_What is being asked_
Please convert the listing below into a Markdown table with the columns "Row" and "Text," one numbered row per line, skipping blank lines. Omit the pictures from the table.

╔══

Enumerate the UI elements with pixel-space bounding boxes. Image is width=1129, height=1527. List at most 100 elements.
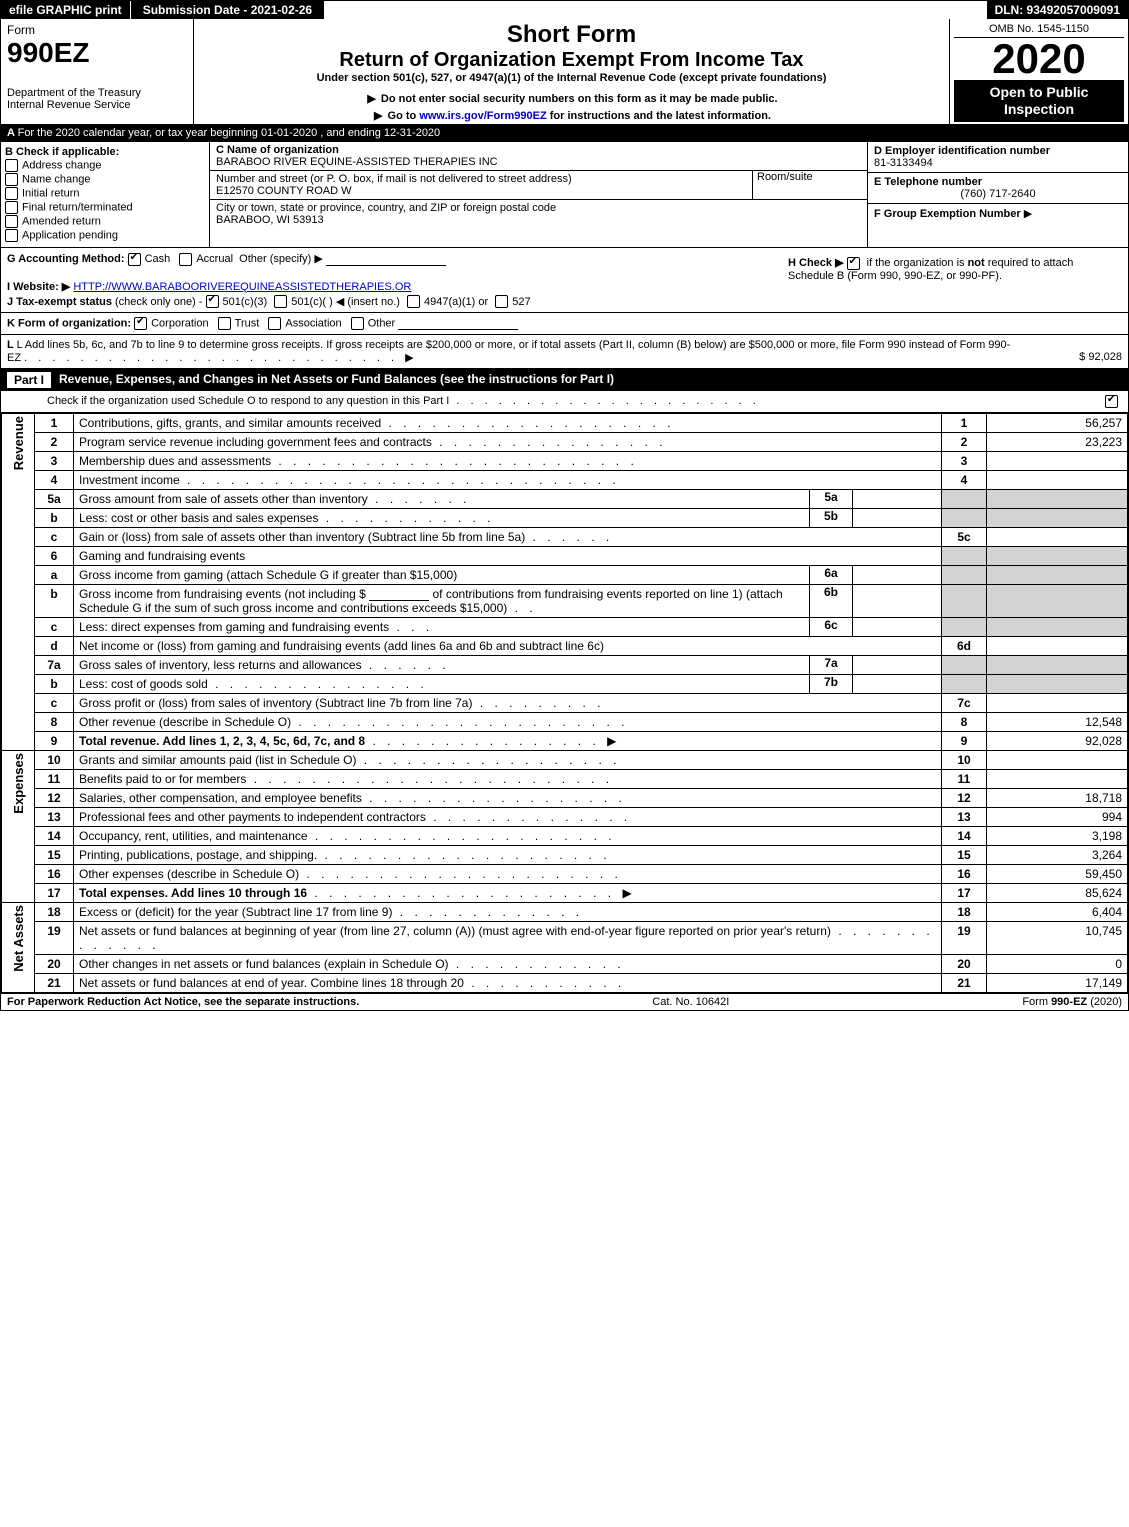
header-mid: Short Form Return of Organization Exempt… — [194, 19, 949, 124]
table-row: b Less: cost of goods sold . . . . . . .… — [2, 675, 1128, 694]
checkbox-schedule-b-not-required[interactable] — [847, 257, 860, 270]
checkbox-trust[interactable] — [218, 317, 231, 330]
table-row: d Net income or (loss) from gaming and f… — [2, 637, 1128, 656]
checkbox-501c3[interactable] — [206, 295, 219, 308]
d-label: D Employer identification number — [874, 145, 1050, 157]
table-row: Net Assets 18 Excess or (deficit) for th… — [2, 903, 1128, 922]
checkbox-initial-return[interactable] — [5, 187, 18, 200]
box-b-title: B Check if applicable: — [5, 146, 205, 158]
table-row: 21 Net assets or fund balances at end of… — [2, 974, 1128, 993]
checkbox-final-return[interactable] — [5, 201, 18, 214]
efile-print-label[interactable]: efile GRAPHIC print — [1, 1, 131, 19]
checkbox-4947a1[interactable] — [407, 295, 420, 308]
checkbox-corporation[interactable] — [134, 317, 147, 330]
ein-value: 81-3133494 — [874, 157, 933, 169]
expenses-vlabel: Expenses — [11, 753, 26, 814]
irs-label: Internal Revenue Service — [7, 99, 187, 111]
header-right: OMB No. 1545-1150 2020 Open to Public In… — [949, 19, 1128, 124]
irs-link[interactable]: www.irs.gov/Form990EZ — [419, 110, 546, 122]
checkbox-accrual[interactable] — [179, 253, 192, 266]
table-row: c Gross profit or (loss) from sales of i… — [2, 694, 1128, 713]
org-name: BARABOO RIVER EQUINE-ASSISTED THERAPIES … — [216, 156, 861, 168]
checkbox-527[interactable] — [495, 295, 508, 308]
tax-year: 2020 — [954, 38, 1124, 80]
line-k: K Form of organization: Corporation Trus… — [1, 313, 1128, 335]
box-b: B Check if applicable: Address change Na… — [1, 142, 210, 247]
checkbox-other-org[interactable] — [351, 317, 364, 330]
netassets-vlabel: Net Assets — [11, 905, 26, 972]
line-a: A For the 2020 calendar year, or tax yea… — [1, 125, 1128, 142]
line-g: G Accounting Method: Cash Accrual Other … — [7, 252, 774, 266]
header-left: Form 990EZ Department of the Treasury In… — [1, 19, 194, 124]
g-i-j: G Accounting Method: Cash Accrual Other … — [7, 252, 784, 308]
dept-label: Department of the Treasury — [7, 87, 187, 99]
e-label: E Telephone number — [874, 176, 982, 188]
box-def: D Employer identification number 81-3133… — [867, 142, 1128, 247]
arrow-icon — [365, 93, 377, 105]
table-row: 17 Total expenses. Add lines 10 through … — [2, 884, 1128, 903]
checkbox-501c[interactable] — [274, 295, 287, 308]
box-c: C Name of organization BARABOO RIVER EQU… — [210, 142, 867, 247]
ssn-warning: Do not enter social security numbers on … — [200, 92, 943, 105]
form-word: Form — [7, 23, 187, 37]
table-row: 11 Benefits paid to or for members . . .… — [2, 770, 1128, 789]
part-tag: Part I — [7, 372, 51, 388]
form-header: Form 990EZ Department of the Treasury In… — [1, 19, 1128, 125]
org-name-row: C Name of organization BARABOO RIVER EQU… — [210, 142, 867, 171]
table-row: 3 Membership dues and assessments . . . … — [2, 452, 1128, 471]
dln-label: DLN: 93492057009091 — [987, 1, 1128, 19]
revenue-vlabel: Revenue — [11, 416, 26, 470]
addr-value: E12570 COUNTY ROAD W — [216, 185, 352, 197]
phone-value: (760) 717-2640 — [874, 188, 1122, 200]
checkbox-amended-return[interactable] — [5, 215, 18, 228]
contrib-input[interactable] — [369, 588, 429, 601]
table-row: 6 Gaming and fundraising events — [2, 547, 1128, 566]
group-exemption-row: F Group Exemption Number ▶ — [868, 204, 1128, 223]
amount-cell: 56,257 — [987, 414, 1128, 433]
f-arrow-icon: ▶ — [1024, 208, 1032, 220]
table-row: 7a Gross sales of inventory, less return… — [2, 656, 1128, 675]
table-row: 19 Net assets or fund balances at beginn… — [2, 922, 1128, 955]
table-row: c Less: direct expenses from gaming and … — [2, 618, 1128, 637]
other-specify-input[interactable] — [326, 253, 446, 266]
form-container: efile GRAPHIC print Submission Date - 20… — [0, 0, 1129, 1011]
goto-line: Go to www.irs.gov/Form990EZ for instruct… — [200, 109, 943, 122]
c-label: C Name of organization — [216, 144, 861, 156]
table-row: 4 Investment income . . . . . . . . . . … — [2, 471, 1128, 490]
table-row: b Gross income from fundraising events (… — [2, 585, 1128, 618]
table-row: 15 Printing, publications, postage, and … — [2, 846, 1128, 865]
table-row: 9 Total revenue. Add lines 1, 2, 3, 4, 5… — [2, 732, 1128, 751]
website-link[interactable]: HTTP://WWW.BARABOORIVEREQUINEASSISTEDTHE… — [73, 281, 411, 293]
checkbox-cash[interactable] — [128, 253, 141, 266]
line-l: L L Add lines 5b, 6c, and 7b to line 9 t… — [1, 335, 1128, 369]
table-row: b Less: cost or other basis and sales ex… — [2, 509, 1128, 528]
addr-row: Number and street (or P. O. box, if mail… — [210, 171, 867, 200]
checkbox-application-pending[interactable] — [5, 229, 18, 242]
subtitle: Under section 501(c), 527, or 4947(a)(1)… — [200, 72, 943, 84]
arrow-icon — [372, 110, 384, 122]
part-i-table: Revenue 1 Contributions, gifts, grants, … — [1, 413, 1128, 993]
checkbox-name-change[interactable] — [5, 173, 18, 186]
other-org-input[interactable] — [398, 317, 518, 330]
ein-row: D Employer identification number 81-3133… — [868, 142, 1128, 173]
table-row: 2 Program service revenue including gove… — [2, 433, 1128, 452]
table-row: 20 Other changes in net assets or fund b… — [2, 955, 1128, 974]
checkbox-association[interactable] — [268, 317, 281, 330]
part-title: Revenue, Expenses, and Changes in Net As… — [59, 372, 614, 388]
line-h: H Check ▶ if the organization is not req… — [784, 252, 1122, 308]
room-label: Room/suite — [757, 171, 813, 183]
line-j: J Tax-exempt status (check only one) - 5… — [7, 295, 774, 309]
open-to-public: Open to Public Inspection — [954, 80, 1124, 122]
line-i: I Website: ▶ HTTP://WWW.BARABOORIVEREQUI… — [7, 280, 774, 293]
table-row: Expenses 10 Grants and similar amounts p… — [2, 751, 1128, 770]
short-form-title: Short Form — [200, 21, 943, 49]
table-row: 12 Salaries, other compensation, and emp… — [2, 789, 1128, 808]
checkbox-address-change[interactable] — [5, 159, 18, 172]
part-i-check: Check if the organization used Schedule … — [1, 391, 1128, 413]
phone-row: E Telephone number (760) 717-2640 — [868, 173, 1128, 204]
table-row: 14 Occupancy, rent, utilities, and maint… — [2, 827, 1128, 846]
checkbox-schedule-o-used[interactable] — [1105, 395, 1118, 408]
cat-no: Cat. No. 10642I — [359, 996, 1022, 1008]
submission-date: Submission Date - 2021-02-26 — [131, 1, 324, 19]
return-title: Return of Organization Exempt From Incom… — [200, 49, 943, 72]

╚══

_Task response_
| Row | Text |
|---|---|
| 1 | Enumerate the UI elements with pixel-space bounding boxes. Image is width=1129, height=1527. List at most 100 elements. |
| 2 | header-mid: Short Form Return of Organization Exempt… — [194, 19, 949, 124] |
| 3 | table-row: b Less: cost of goods sold . . . . . . .… — [2, 675, 1128, 694] |
| 4 | checkbox-schedule-b-not-required[interactable] — [847, 257, 860, 270] |
| 5 | checkbox-trust[interactable] — [218, 317, 231, 330] |
| 6 | table-row: d Net income or (loss) from gaming and f… — [2, 637, 1128, 656] |
| 7 | checkbox-501c3[interactable] — [206, 295, 219, 308] |
| 8 | d-label: D Employer identification number — [874, 145, 1050, 157] |
| 9 | table-row: Net Assets 18 Excess or (deficit) for th… — [2, 903, 1128, 922] |
| 10 | checkbox-initial-return[interactable] — [5, 187, 18, 200] |
| 11 | box-b-title: B Check if applicable: — [5, 146, 205, 158] |
| 12 | table-row: 21 Net assets or fund balances at end of… — [2, 974, 1128, 993] |
| 13 | checkbox-final-return[interactable] — [5, 201, 18, 214] |
| 14 | efile-print-label[interactable]: efile GRAPHIC print — [1, 1, 131, 19] |
| 15 | checkbox-4947a1[interactable] — [407, 295, 420, 308] |
| 16 | checkbox-corporation[interactable] — [134, 317, 147, 330] |
| 17 | ein-value: 81-3133494 — [874, 157, 933, 169] |
| 18 | expenses-vlabel: Expenses — [11, 753, 26, 814] |
| 19 | irs-label: Internal Revenue Service — [7, 99, 187, 111] |
| 20 | header-right: OMB No. 1545-1150 2020 Open to Public In… — [949, 19, 1128, 124] |
| 21 | irs-link[interactable]: www.irs.gov/Form990EZ — [419, 110, 546, 122] |
| 22 | checkbox-accrual[interactable] — [179, 253, 192, 266] |
| 23 | table-row: c Gross profit or (loss) from sales of i… — [2, 694, 1128, 713] |
| 24 | org-name: BARABOO RIVER EQUINE-ASSISTED THERAPIES … — [216, 156, 861, 168] |
| 25 | checkbox-527[interactable] — [495, 295, 508, 308] |
| 26 | tax-year: 2020 — [954, 38, 1124, 80] |
| 27 | line-k: K Form of organization: Corporation Trus… — [1, 313, 1128, 335] |
| 28 | box-b: B Check if applicable: Address change Na… — [1, 142, 210, 247] |
| 29 | checkbox-other-org[interactable] — [351, 317, 364, 330] |
| 30 | netassets-vlabel: Net Assets — [11, 905, 26, 972] |
| 31 | line-a: A For the 2020 calendar year, or tax yea… — [1, 125, 1128, 142] |
| 32 | line-g: G Accounting Method: Cash Accrual Other … — [7, 252, 774, 266] |
| 33 | header-left: Form 990EZ Department of the Treasury In… — [1, 19, 194, 124] |
| 34 | g-i-j: G Accounting Method: Cash Accrual Other … — [7, 252, 784, 308] |
| 35 | dept-label: Department of the Treasury — [7, 87, 187, 99] |
| 36 | e-label: E Telephone number — [874, 176, 982, 188] |
| 37 | box-def: D Employer identification number 81-3133… — [867, 142, 1128, 247] |
| 38 | arrow-icon — [365, 93, 377, 105] |
| 39 | table-row: 17 Total expenses. Add lines 10 through … — [2, 884, 1128, 903] |
| 40 | checkbox-501c[interactable] — [274, 295, 287, 308] |
| 41 | box-c: C Name of organization BARABOO RIVER EQU… — [210, 142, 867, 247] |
| 42 | ssn-warning: Do not enter social security numbers on … — [200, 92, 943, 105] |
| 43 | form-word: Form — [7, 23, 187, 37] |
| 44 | table-row: 11 Benefits paid to or for members . . .… — [2, 770, 1128, 789] |
| 45 | part-tag: Part I — [7, 372, 51, 388] |
| 46 | form-header: Form 990EZ Department of the Treasury In… — [1, 19, 1128, 125] |
| 47 | org-name-row: C Name of organization BARABOO RIVER EQU… — [210, 142, 867, 171] |
| 48 | table-row: 3 Membership dues and assessments . . . … — [2, 452, 1128, 471] |
| 49 | dln-label: DLN: 93492057009091 — [987, 1, 1128, 19] |
| 50 | revenue-vlabel: Revenue — [11, 416, 26, 470] |
| 51 | addr-value: E12570 COUNTY ROAD W — [216, 185, 352, 197] |
| 52 | phone-value: (760) 717-2640 — [874, 188, 1122, 200] |
| 53 | checkbox-amended-return[interactable] — [5, 215, 18, 228] |
| 54 | contrib-input[interactable] — [369, 588, 429, 601] |
| 55 | table-row: 6 Gaming and fundraising events — [2, 547, 1128, 566] |
| 56 | group-exemption-row: F Group Exemption Number ▶ — [868, 204, 1128, 223] |
| 57 | amount-cell: 56,257 — [987, 414, 1128, 433] |
| 58 | f-arrow-icon: ▶ — [1024, 208, 1032, 220] |
| 59 | table-row: 7a Gross sales of inventory, less return… — [2, 656, 1128, 675] |
| 60 | table-row: 19 Net assets or fund balances at beginn… — [2, 922, 1128, 955] |
| 61 | table-row: c Less: direct expenses from gaming and … — [2, 618, 1128, 637] |
| 62 | other-specify-input[interactable] — [326, 253, 446, 266] |
| 63 | form-container: efile GRAPHIC print Submission Date - 20… — [0, 0, 1129, 1011] |
| 64 | goto-line: Go to www.irs.gov/Form990EZ for instruct… — [200, 109, 943, 122] |
| 65 | c-label: C Name of organization — [216, 144, 861, 156] |
| 66 | table-row: 4 Investment income . . . . . . . . . . … — [2, 471, 1128, 490] |
| 67 | table-row: b Gross income from fundraising events (… — [2, 585, 1128, 618] |
| 68 | table-row: 15 Printing, publications, postage, and … — [2, 846, 1128, 865] |
| 69 | table-row: 9 Total revenue. Add lines 1, 2, 3, 4, 5… — [2, 732, 1128, 751] |
| 70 | website-link[interactable]: HTTP://WWW.BARABOORIVEREQUINEASSISTEDTHE… — [73, 281, 411, 293] |
| 71 | checkbox-cash[interactable] — [128, 253, 141, 266] |
| 72 | line-l: L L Add lines 5b, 6c, and 7b to line 9 t… — [1, 335, 1128, 369] |
| 73 | table-row: b Less: cost or other basis and sales ex… — [2, 509, 1128, 528] |
| 74 | addr-row: Number and street (or P. O. box, if mail… — [210, 171, 867, 200] |
| 75 | checkbox-application-pending[interactable] — [5, 229, 18, 242] |
| 76 | subtitle: Under section 501(c), 527, or 4947(a)(1)… — [200, 72, 943, 84] |
| 77 | arrow-icon — [372, 110, 384, 122] |
| 78 | part-i-table: Revenue 1 Contributions, gifts, grants, … — [1, 413, 1128, 993] |
| 79 | checkbox-name-change[interactable] — [5, 173, 18, 186] |
| 80 | other-org-input[interactable] — [398, 317, 518, 330] |
| 81 | ein-row: D Employer identification number 81-3133… — [868, 142, 1128, 173] |
| 82 | table-row: 2 Program service revenue including gove… — [2, 433, 1128, 452] |
| 83 | table-row: 20 Other changes in net assets or fund b… — [2, 955, 1128, 974] |
| 84 | checkbox-association[interactable] — [268, 317, 281, 330] |
| 85 | part-title: Revenue, Expenses, and Changes in Net As… — [59, 372, 614, 388] |
| 86 | line-h: H Check ▶ if the organization is not req… — [784, 252, 1122, 308] |
| 87 | room-label: Room/suite — [757, 171, 813, 183] |
| 88 | line-j: J Tax-exempt status (check only one) - 5… — [7, 295, 774, 309] |
| 89 | open-to-public: Open to Public Inspection — [954, 80, 1124, 122] |
| 90 | line-i: I Website: ▶ HTTP://WWW.BARABOORIVEREQUI… — [7, 280, 774, 293] |
| 91 | table-row: Expenses 10 Grants and similar amounts p… — [2, 751, 1128, 770] |
| 92 | short-form-title: Short Form — [200, 21, 943, 49] |
| 93 | table-row: 12 Salaries, other compensation, and emp… — [2, 789, 1128, 808] |
| 94 | checkbox-address-change[interactable] — [5, 159, 18, 172] |
| 95 | part-i-check: Check if the organization used Schedule … — [1, 391, 1128, 413] |
| 96 | phone-row: E Telephone number (760) 717-2640 — [868, 173, 1128, 204] |
| 97 | table-row: 14 Occupancy, rent, utilities, and maint… — [2, 827, 1128, 846] |
| 98 | checkbox-schedule-o-used[interactable] — [1105, 395, 1118, 408] |
| 99 | cat-no: Cat. No. 10642I — [359, 996, 1022, 1008] |
| 100 | submission-date: Submission Date - 2021-02-26 — [131, 1, 324, 19] |
| 101 | return-title: Return of Organization Exempt From Incom… — [200, 49, 943, 72] |